Search the data below for the word "JSON" and copy each line that holds it.

== Records for the exercise ==

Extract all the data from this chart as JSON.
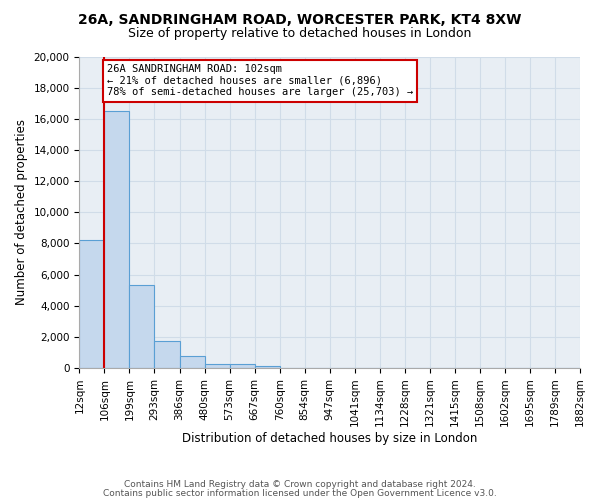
{
  "title1": "26A, SANDRINGHAM ROAD, WORCESTER PARK, KT4 8XW",
  "title2": "Size of property relative to detached houses in London",
  "xlabel": "Distribution of detached houses by size in London",
  "ylabel": "Number of detached properties",
  "bar_values": [
    8200,
    16500,
    5300,
    1750,
    800,
    250,
    250,
    150,
    0,
    0,
    0,
    0,
    0,
    0,
    0,
    0,
    0,
    0,
    0,
    0
  ],
  "bar_color": "#c5d8ed",
  "bar_edge_color": "#5a9fd4",
  "xlabels": [
    "12sqm",
    "106sqm",
    "199sqm",
    "293sqm",
    "386sqm",
    "480sqm",
    "573sqm",
    "667sqm",
    "760sqm",
    "854sqm",
    "947sqm",
    "1041sqm",
    "1134sqm",
    "1228sqm",
    "1321sqm",
    "1415sqm",
    "1508sqm",
    "1602sqm",
    "1695sqm",
    "1789sqm",
    "1882sqm"
  ],
  "ylim": [
    0,
    20000
  ],
  "yticks": [
    0,
    2000,
    4000,
    6000,
    8000,
    10000,
    12000,
    14000,
    16000,
    18000,
    20000
  ],
  "vline_x": 1.0,
  "vline_color": "#cc0000",
  "annotation_text": "26A SANDRINGHAM ROAD: 102sqm\n← 21% of detached houses are smaller (6,896)\n78% of semi-detached houses are larger (25,703) →",
  "annotation_box_color": "#ffffff",
  "annotation_box_edge_color": "#cc0000",
  "grid_color": "#d0dce8",
  "background_color": "#e8eef4",
  "footer1": "Contains HM Land Registry data © Crown copyright and database right 2024.",
  "footer2": "Contains public sector information licensed under the Open Government Licence v3.0.",
  "title1_fontsize": 10,
  "title2_fontsize": 9,
  "xlabel_fontsize": 8.5,
  "ylabel_fontsize": 8.5,
  "tick_fontsize": 7.5,
  "footer_fontsize": 6.5
}
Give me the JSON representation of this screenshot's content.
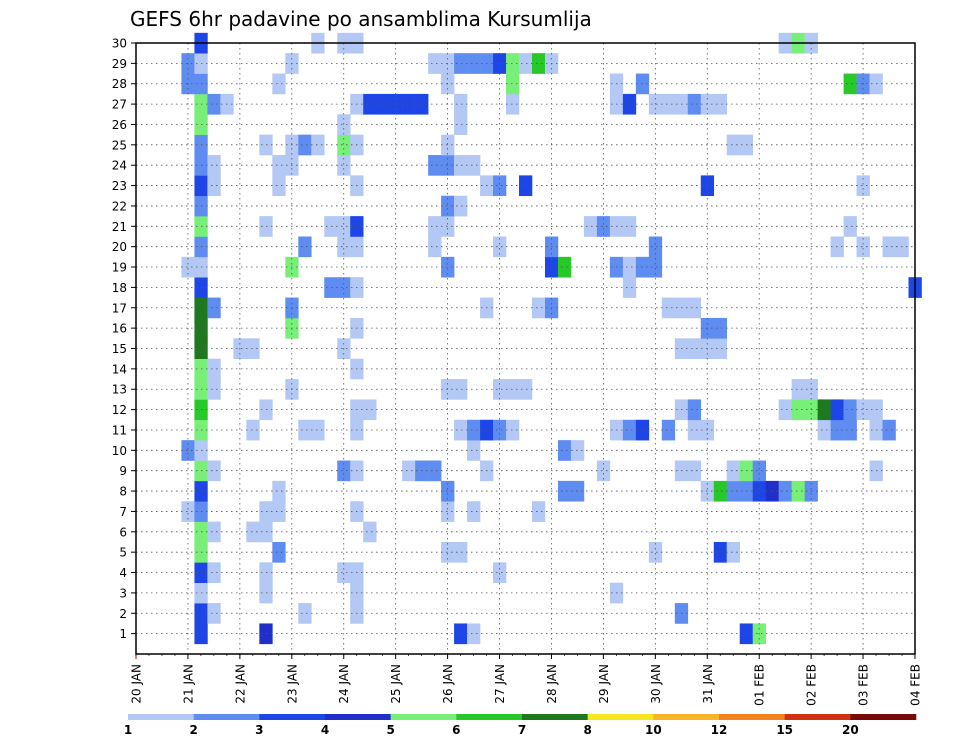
{
  "chart_data": {
    "type": "heatmap",
    "title": "GEFS 6hr padavine po ansamblima Kursumlija",
    "xlabel": "",
    "ylabel": "",
    "x_tick_labels": [
      "20 JAN",
      "21 JAN",
      "22 JAN",
      "23 JAN",
      "24 JAN",
      "25 JAN",
      "26 JAN",
      "27 JAN",
      "28 JAN",
      "29 JAN",
      "30 JAN",
      "31 JAN",
      "01 FEB",
      "02 FEB",
      "03 FEB",
      "04 FEB"
    ],
    "y_tick_labels": [
      "1",
      "2",
      "3",
      "4",
      "5",
      "6",
      "7",
      "8",
      "9",
      "10",
      "11",
      "12",
      "13",
      "14",
      "15",
      "16",
      "17",
      "18",
      "19",
      "20",
      "21",
      "22",
      "23",
      "24",
      "25",
      "26",
      "27",
      "28",
      "29",
      "30"
    ],
    "x_range_steps": [
      0,
      60
    ],
    "y_range": [
      0,
      30
    ],
    "grid": true,
    "colorbar": {
      "levels": [
        "1",
        "2",
        "3",
        "4",
        "5",
        "6",
        "7",
        "8",
        "10",
        "12",
        "15",
        "20"
      ],
      "colors": [
        "#b4c8f5",
        "#5f8cf0",
        "#1e46e6",
        "#1f2fc8",
        "#78f078",
        "#28c828",
        "#1e781e",
        "#f5e61e",
        "#fab428",
        "#f5821e",
        "#d23214",
        "#780a0a"
      ]
    },
    "member_cells": {
      "1": [
        [
          5,
          3
        ],
        [
          10,
          4
        ],
        [
          25,
          3
        ],
        [
          26,
          1
        ],
        [
          47,
          3
        ],
        [
          48,
          5
        ]
      ],
      "2": [
        [
          5,
          3
        ],
        [
          6,
          1
        ],
        [
          13,
          1
        ],
        [
          17,
          1
        ],
        [
          42,
          2
        ]
      ],
      "3": [
        [
          5,
          1
        ],
        [
          10,
          1
        ],
        [
          17,
          1
        ],
        [
          37,
          1
        ]
      ],
      "4": [
        [
          5,
          3
        ],
        [
          6,
          1
        ],
        [
          10,
          1
        ],
        [
          16,
          1
        ],
        [
          17,
          1
        ],
        [
          28,
          1
        ]
      ],
      "5": [
        [
          5,
          5
        ],
        [
          11,
          2
        ],
        [
          24,
          1
        ],
        [
          25,
          1
        ],
        [
          40,
          1
        ],
        [
          45,
          3
        ],
        [
          46,
          1
        ]
      ],
      "6": [
        [
          5,
          5
        ],
        [
          6,
          1
        ],
        [
          9,
          1
        ],
        [
          10,
          1
        ],
        [
          18,
          1
        ]
      ],
      "7": [
        [
          4,
          1
        ],
        [
          5,
          2
        ],
        [
          10,
          1
        ],
        [
          11,
          1
        ],
        [
          17,
          1
        ],
        [
          24,
          1
        ],
        [
          26,
          1
        ],
        [
          31,
          1
        ]
      ],
      "8": [
        [
          5,
          3
        ],
        [
          11,
          1
        ],
        [
          24,
          2
        ],
        [
          33,
          2
        ],
        [
          34,
          2
        ],
        [
          44,
          1
        ],
        [
          45,
          6
        ],
        [
          46,
          2
        ],
        [
          47,
          2
        ],
        [
          48,
          3
        ],
        [
          49,
          4
        ],
        [
          50,
          2
        ],
        [
          51,
          5
        ],
        [
          52,
          2
        ]
      ],
      "9": [
        [
          5,
          5
        ],
        [
          6,
          1
        ],
        [
          16,
          2
        ],
        [
          17,
          1
        ],
        [
          21,
          1
        ],
        [
          22,
          2
        ],
        [
          23,
          2
        ],
        [
          27,
          1
        ],
        [
          36,
          1
        ],
        [
          42,
          1
        ],
        [
          43,
          1
        ],
        [
          46,
          1
        ],
        [
          47,
          5
        ],
        [
          48,
          2
        ],
        [
          57,
          1
        ]
      ],
      "10": [
        [
          4,
          2
        ],
        [
          5,
          1
        ],
        [
          26,
          1
        ],
        [
          33,
          2
        ],
        [
          34,
          1
        ]
      ],
      "11": [
        [
          5,
          5
        ],
        [
          9,
          1
        ],
        [
          13,
          1
        ],
        [
          14,
          1
        ],
        [
          17,
          1
        ],
        [
          25,
          1
        ],
        [
          26,
          2
        ],
        [
          27,
          3
        ],
        [
          28,
          2
        ],
        [
          29,
          1
        ],
        [
          37,
          1
        ],
        [
          38,
          2
        ],
        [
          39,
          3
        ],
        [
          41,
          2
        ],
        [
          43,
          1
        ],
        [
          44,
          1
        ],
        [
          53,
          1
        ],
        [
          54,
          2
        ],
        [
          55,
          2
        ],
        [
          57,
          1
        ],
        [
          58,
          2
        ]
      ],
      "12": [
        [
          5,
          6
        ],
        [
          10,
          1
        ],
        [
          17,
          1
        ],
        [
          18,
          1
        ],
        [
          42,
          1
        ],
        [
          43,
          2
        ],
        [
          50,
          1
        ],
        [
          51,
          5
        ],
        [
          52,
          5
        ],
        [
          53,
          7
        ],
        [
          54,
          3
        ],
        [
          55,
          2
        ],
        [
          56,
          1
        ],
        [
          57,
          1
        ]
      ],
      "13": [
        [
          5,
          5
        ],
        [
          6,
          1
        ],
        [
          12,
          1
        ],
        [
          24,
          1
        ],
        [
          25,
          1
        ],
        [
          28,
          1
        ],
        [
          29,
          1
        ],
        [
          30,
          1
        ],
        [
          51,
          1
        ],
        [
          52,
          1
        ]
      ],
      "14": [
        [
          5,
          5
        ],
        [
          6,
          1
        ],
        [
          17,
          1
        ]
      ],
      "15": [
        [
          5,
          7
        ],
        [
          8,
          1
        ],
        [
          9,
          1
        ],
        [
          16,
          1
        ],
        [
          42,
          1
        ],
        [
          43,
          1
        ],
        [
          44,
          1
        ],
        [
          45,
          1
        ]
      ],
      "16": [
        [
          5,
          7
        ],
        [
          12,
          5
        ],
        [
          17,
          1
        ],
        [
          44,
          2
        ],
        [
          45,
          2
        ]
      ],
      "17": [
        [
          5,
          7
        ],
        [
          6,
          2
        ],
        [
          12,
          2
        ],
        [
          27,
          1
        ],
        [
          31,
          1
        ],
        [
          32,
          2
        ],
        [
          41,
          1
        ],
        [
          42,
          1
        ],
        [
          43,
          1
        ]
      ],
      "18": [
        [
          5,
          3
        ],
        [
          15,
          2
        ],
        [
          16,
          2
        ],
        [
          17,
          1
        ],
        [
          38,
          1
        ],
        [
          60,
          3
        ]
      ],
      "19": [
        [
          4,
          1
        ],
        [
          5,
          1
        ],
        [
          12,
          5
        ],
        [
          24,
          2
        ],
        [
          32,
          3
        ],
        [
          33,
          6
        ],
        [
          37,
          2
        ],
        [
          38,
          1
        ],
        [
          39,
          2
        ],
        [
          40,
          2
        ]
      ],
      "20": [
        [
          5,
          2
        ],
        [
          13,
          2
        ],
        [
          16,
          1
        ],
        [
          17,
          1
        ],
        [
          23,
          1
        ],
        [
          28,
          1
        ],
        [
          32,
          2
        ],
        [
          40,
          2
        ],
        [
          54,
          1
        ],
        [
          56,
          1
        ],
        [
          58,
          1
        ],
        [
          59,
          1
        ]
      ],
      "21": [
        [
          5,
          5
        ],
        [
          10,
          1
        ],
        [
          15,
          1
        ],
        [
          16,
          1
        ],
        [
          17,
          3
        ],
        [
          23,
          1
        ],
        [
          24,
          1
        ],
        [
          35,
          1
        ],
        [
          36,
          2
        ],
        [
          37,
          1
        ],
        [
          38,
          1
        ],
        [
          55,
          1
        ]
      ],
      "22": [
        [
          5,
          2
        ],
        [
          24,
          2
        ],
        [
          25,
          1
        ]
      ],
      "23": [
        [
          5,
          3
        ],
        [
          6,
          1
        ],
        [
          11,
          1
        ],
        [
          17,
          1
        ],
        [
          27,
          1
        ],
        [
          28,
          2
        ],
        [
          30,
          3
        ],
        [
          44,
          3
        ],
        [
          56,
          1
        ]
      ],
      "24": [
        [
          5,
          2
        ],
        [
          6,
          1
        ],
        [
          11,
          1
        ],
        [
          12,
          1
        ],
        [
          16,
          1
        ],
        [
          23,
          2
        ],
        [
          24,
          2
        ],
        [
          25,
          1
        ],
        [
          26,
          1
        ]
      ],
      "25": [
        [
          5,
          2
        ],
        [
          10,
          1
        ],
        [
          12,
          1
        ],
        [
          13,
          2
        ],
        [
          14,
          1
        ],
        [
          16,
          5
        ],
        [
          17,
          1
        ],
        [
          24,
          1
        ],
        [
          46,
          1
        ],
        [
          47,
          1
        ]
      ],
      "26": [
        [
          5,
          5
        ],
        [
          16,
          1
        ],
        [
          25,
          1
        ]
      ],
      "27": [
        [
          5,
          5
        ],
        [
          6,
          2
        ],
        [
          7,
          1
        ],
        [
          17,
          1
        ],
        [
          18,
          3
        ],
        [
          19,
          3
        ],
        [
          20,
          3
        ],
        [
          21,
          3
        ],
        [
          22,
          3
        ],
        [
          25,
          1
        ],
        [
          29,
          1
        ],
        [
          37,
          1
        ],
        [
          38,
          3
        ],
        [
          40,
          1
        ],
        [
          41,
          1
        ],
        [
          42,
          1
        ],
        [
          43,
          2
        ],
        [
          44,
          1
        ],
        [
          45,
          1
        ]
      ],
      "28": [
        [
          4,
          2
        ],
        [
          5,
          2
        ],
        [
          11,
          1
        ],
        [
          24,
          1
        ],
        [
          29,
          5
        ],
        [
          37,
          1
        ],
        [
          39,
          2
        ],
        [
          55,
          6
        ],
        [
          56,
          2
        ],
        [
          57,
          1
        ]
      ],
      "29": [
        [
          4,
          2
        ],
        [
          5,
          1
        ],
        [
          12,
          1
        ],
        [
          23,
          1
        ],
        [
          24,
          1
        ],
        [
          25,
          2
        ],
        [
          26,
          2
        ],
        [
          27,
          2
        ],
        [
          28,
          3
        ],
        [
          29,
          5
        ],
        [
          30,
          1
        ],
        [
          31,
          6
        ],
        [
          32,
          1
        ]
      ],
      "30": [
        [
          5,
          3
        ],
        [
          14,
          1
        ],
        [
          16,
          1
        ],
        [
          17,
          1
        ],
        [
          50,
          1
        ],
        [
          51,
          5
        ],
        [
          52,
          1
        ]
      ]
    }
  }
}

===

## Result below
Extract all the data from this chart as JSON.
Give me the JSON representation of this screenshot's content.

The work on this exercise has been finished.